• [WORK INSTRUCTIONS]: Extract the lines beginning at the one that holds "Enumerate this screenshot's" and ending at the final line of the material below, keeping them exact and leaving out all pictures.

• [Stored data entries]:
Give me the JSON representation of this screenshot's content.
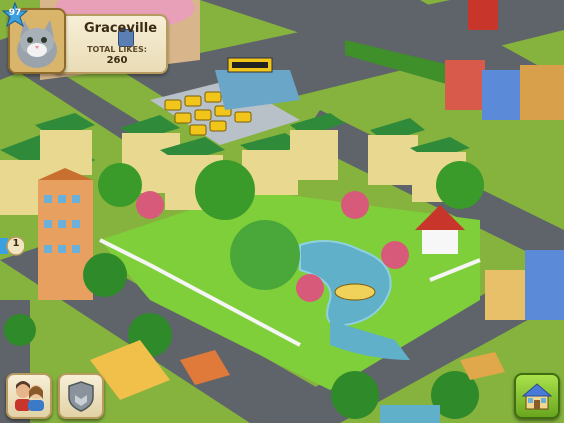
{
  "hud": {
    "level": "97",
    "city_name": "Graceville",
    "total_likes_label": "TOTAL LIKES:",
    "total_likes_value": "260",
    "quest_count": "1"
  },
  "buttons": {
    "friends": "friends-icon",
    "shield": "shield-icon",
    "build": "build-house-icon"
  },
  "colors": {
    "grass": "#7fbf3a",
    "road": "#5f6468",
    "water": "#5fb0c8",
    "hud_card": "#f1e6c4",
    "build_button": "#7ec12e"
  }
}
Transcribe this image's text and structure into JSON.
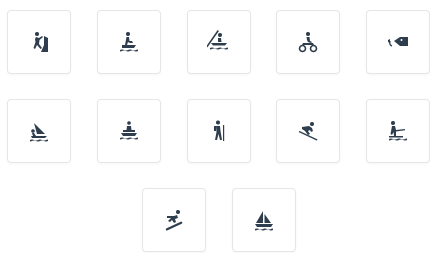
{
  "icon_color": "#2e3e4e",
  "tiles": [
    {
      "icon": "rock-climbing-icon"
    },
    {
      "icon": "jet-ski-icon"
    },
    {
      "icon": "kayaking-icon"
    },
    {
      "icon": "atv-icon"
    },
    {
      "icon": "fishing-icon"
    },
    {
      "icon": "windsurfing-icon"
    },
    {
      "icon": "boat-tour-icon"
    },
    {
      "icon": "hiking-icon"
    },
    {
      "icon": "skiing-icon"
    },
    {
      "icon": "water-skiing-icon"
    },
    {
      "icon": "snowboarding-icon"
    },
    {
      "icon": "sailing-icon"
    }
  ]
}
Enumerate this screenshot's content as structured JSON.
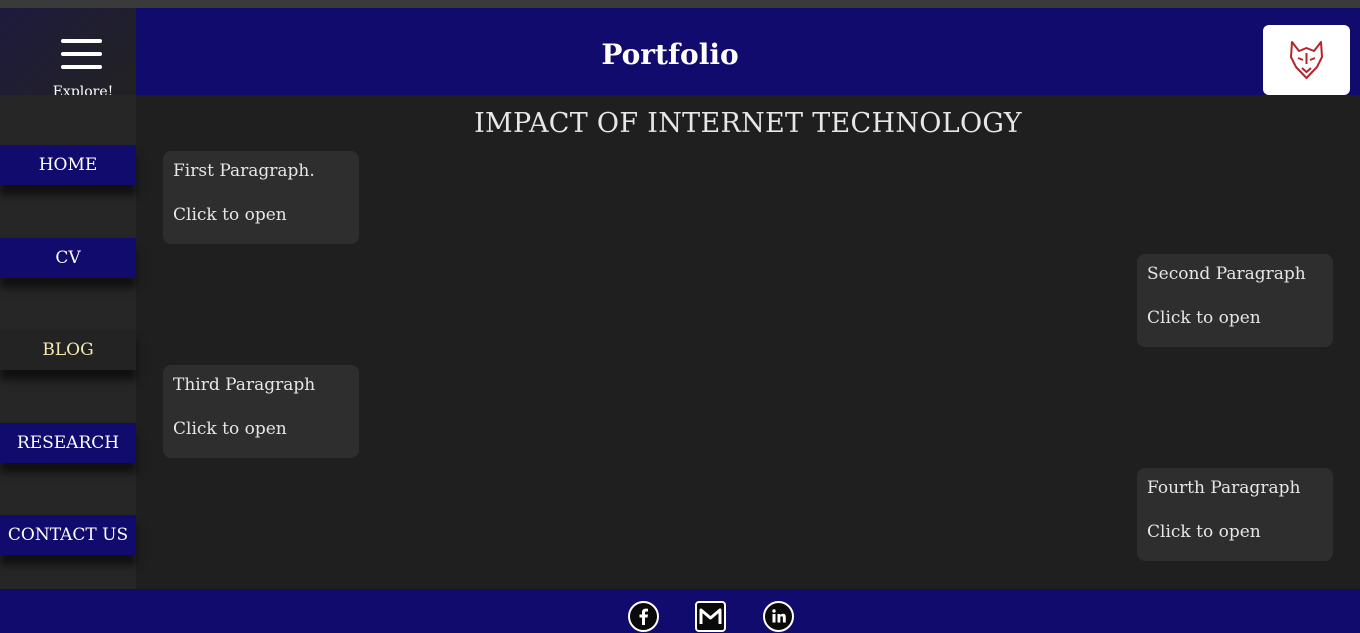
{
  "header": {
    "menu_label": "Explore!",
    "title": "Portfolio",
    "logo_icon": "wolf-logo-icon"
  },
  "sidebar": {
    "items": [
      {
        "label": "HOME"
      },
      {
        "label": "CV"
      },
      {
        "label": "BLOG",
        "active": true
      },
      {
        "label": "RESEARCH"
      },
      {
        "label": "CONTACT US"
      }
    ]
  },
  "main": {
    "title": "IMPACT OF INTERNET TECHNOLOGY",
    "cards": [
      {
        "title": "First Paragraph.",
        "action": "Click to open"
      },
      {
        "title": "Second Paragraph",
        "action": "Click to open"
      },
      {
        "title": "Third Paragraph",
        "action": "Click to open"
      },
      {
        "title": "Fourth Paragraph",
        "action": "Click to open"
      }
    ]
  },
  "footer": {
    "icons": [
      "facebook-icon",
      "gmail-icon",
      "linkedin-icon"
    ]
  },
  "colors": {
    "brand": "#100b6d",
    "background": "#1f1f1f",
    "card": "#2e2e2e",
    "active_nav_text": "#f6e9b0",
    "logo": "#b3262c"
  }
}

• [ANSWER]:
Enumerate this screenshot's content as structured JSON.
{
  "header": {
    "menu_label": "Explore!",
    "title": "Portfolio",
    "logo_icon": "wolf-logo-icon"
  },
  "sidebar": {
    "items": [
      {
        "label": "HOME"
      },
      {
        "label": "CV"
      },
      {
        "label": "BLOG",
        "active": true
      },
      {
        "label": "RESEARCH"
      },
      {
        "label": "CONTACT US"
      }
    ]
  },
  "main": {
    "title": "IMPACT OF INTERNET TECHNOLOGY",
    "cards": [
      {
        "title": "First Paragraph.",
        "action": "Click to open"
      },
      {
        "title": "Second Paragraph",
        "action": "Click to open"
      },
      {
        "title": "Third Paragraph",
        "action": "Click to open"
      },
      {
        "title": "Fourth Paragraph",
        "action": "Click to open"
      }
    ]
  },
  "footer": {
    "icons": [
      "facebook-icon",
      "gmail-icon",
      "linkedin-icon"
    ]
  },
  "colors": {
    "brand": "#100b6d",
    "background": "#1f1f1f",
    "card": "#2e2e2e",
    "active_nav_text": "#f6e9b0",
    "logo": "#b3262c"
  }
}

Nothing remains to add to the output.